• EXERCISE DESCRIPTION: Reproduce the entries exactly.

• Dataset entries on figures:
>>>

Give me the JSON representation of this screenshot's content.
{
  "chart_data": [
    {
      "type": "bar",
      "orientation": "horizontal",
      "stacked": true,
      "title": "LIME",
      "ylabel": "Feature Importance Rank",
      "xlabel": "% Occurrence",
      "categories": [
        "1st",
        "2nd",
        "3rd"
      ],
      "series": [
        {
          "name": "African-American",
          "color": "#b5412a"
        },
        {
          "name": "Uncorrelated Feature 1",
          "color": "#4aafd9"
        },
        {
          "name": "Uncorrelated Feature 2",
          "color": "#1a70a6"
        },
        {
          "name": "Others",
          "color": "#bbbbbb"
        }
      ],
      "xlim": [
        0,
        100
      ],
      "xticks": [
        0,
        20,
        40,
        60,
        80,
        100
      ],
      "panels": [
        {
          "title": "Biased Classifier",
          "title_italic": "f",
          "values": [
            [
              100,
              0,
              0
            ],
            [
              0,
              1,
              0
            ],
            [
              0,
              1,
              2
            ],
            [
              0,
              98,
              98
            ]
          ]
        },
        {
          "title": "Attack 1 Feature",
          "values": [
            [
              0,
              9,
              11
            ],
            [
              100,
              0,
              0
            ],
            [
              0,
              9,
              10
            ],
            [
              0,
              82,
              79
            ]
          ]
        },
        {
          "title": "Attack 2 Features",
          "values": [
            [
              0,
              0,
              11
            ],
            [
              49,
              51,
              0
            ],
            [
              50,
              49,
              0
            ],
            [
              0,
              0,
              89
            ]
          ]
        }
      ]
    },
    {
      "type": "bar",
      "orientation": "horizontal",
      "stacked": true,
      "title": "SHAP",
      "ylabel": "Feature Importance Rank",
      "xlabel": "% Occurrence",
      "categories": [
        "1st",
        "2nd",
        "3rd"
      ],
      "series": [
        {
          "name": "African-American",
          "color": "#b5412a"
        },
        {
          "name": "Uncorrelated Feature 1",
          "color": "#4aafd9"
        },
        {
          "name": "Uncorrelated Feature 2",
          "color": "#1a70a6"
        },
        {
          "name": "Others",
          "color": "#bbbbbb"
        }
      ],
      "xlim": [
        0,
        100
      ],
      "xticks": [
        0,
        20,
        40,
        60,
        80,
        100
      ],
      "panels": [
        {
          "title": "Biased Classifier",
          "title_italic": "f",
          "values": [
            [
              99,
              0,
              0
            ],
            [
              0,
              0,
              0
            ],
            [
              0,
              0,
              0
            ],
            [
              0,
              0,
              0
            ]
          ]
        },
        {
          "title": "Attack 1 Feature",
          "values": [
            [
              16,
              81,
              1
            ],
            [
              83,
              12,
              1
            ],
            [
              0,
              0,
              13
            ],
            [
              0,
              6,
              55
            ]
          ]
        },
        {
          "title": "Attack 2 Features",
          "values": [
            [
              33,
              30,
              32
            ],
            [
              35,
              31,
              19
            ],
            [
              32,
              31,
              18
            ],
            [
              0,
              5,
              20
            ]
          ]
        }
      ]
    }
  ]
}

<<<

• EXPECTED ANSWER:
Give me the JSON representation of this screenshot's content.
{
  "chart_data": [
    {
      "type": "bar",
      "orientation": "horizontal",
      "stacked": true,
      "title": "LIME",
      "ylabel": "Feature Importance Rank",
      "xlabel": "% Occurrence",
      "categories": [
        "1st",
        "2nd",
        "3rd"
      ],
      "series": [
        {
          "name": "African-American",
          "color": "#b5412a"
        },
        {
          "name": "Uncorrelated Feature 1",
          "color": "#4aafd9"
        },
        {
          "name": "Uncorrelated Feature 2",
          "color": "#1a70a6"
        },
        {
          "name": "Others",
          "color": "#bbbbbb"
        }
      ],
      "xlim": [
        0,
        100
      ],
      "xticks": [
        0,
        20,
        40,
        60,
        80,
        100
      ],
      "panels": [
        {
          "title": "Biased Classifier",
          "title_italic": "f",
          "values": [
            [
              100,
              0,
              0
            ],
            [
              0,
              1,
              0
            ],
            [
              0,
              1,
              2
            ],
            [
              0,
              98,
              98
            ]
          ]
        },
        {
          "title": "Attack 1 Feature",
          "values": [
            [
              0,
              9,
              11
            ],
            [
              100,
              0,
              0
            ],
            [
              0,
              9,
              10
            ],
            [
              0,
              82,
              79
            ]
          ]
        },
        {
          "title": "Attack 2 Features",
          "values": [
            [
              0,
              0,
              11
            ],
            [
              49,
              51,
              0
            ],
            [
              50,
              49,
              0
            ],
            [
              0,
              0,
              89
            ]
          ]
        }
      ]
    },
    {
      "type": "bar",
      "orientation": "horizontal",
      "stacked": true,
      "title": "SHAP",
      "ylabel": "Feature Importance Rank",
      "xlabel": "% Occurrence",
      "categories": [
        "1st",
        "2nd",
        "3rd"
      ],
      "series": [
        {
          "name": "African-American",
          "color": "#b5412a"
        },
        {
          "name": "Uncorrelated Feature 1",
          "color": "#4aafd9"
        },
        {
          "name": "Uncorrelated Feature 2",
          "color": "#1a70a6"
        },
        {
          "name": "Others",
          "color": "#bbbbbb"
        }
      ],
      "xlim": [
        0,
        100
      ],
      "xticks": [
        0,
        20,
        40,
        60,
        80,
        100
      ],
      "panels": [
        {
          "title": "Biased Classifier",
          "title_italic": "f",
          "values": [
            [
              99,
              0,
              0
            ],
            [
              0,
              0,
              0
            ],
            [
              0,
              0,
              0
            ],
            [
              0,
              0,
              0
            ]
          ]
        },
        {
          "title": "Attack 1 Feature",
          "values": [
            [
              16,
              81,
              1
            ],
            [
              83,
              12,
              1
            ],
            [
              0,
              0,
              13
            ],
            [
              0,
              6,
              55
            ]
          ]
        },
        {
          "title": "Attack 2 Features",
          "values": [
            [
              33,
              30,
              32
            ],
            [
              35,
              31,
              19
            ],
            [
              32,
              31,
              18
            ],
            [
              0,
              5,
              20
            ]
          ]
        }
      ]
    }
  ]
}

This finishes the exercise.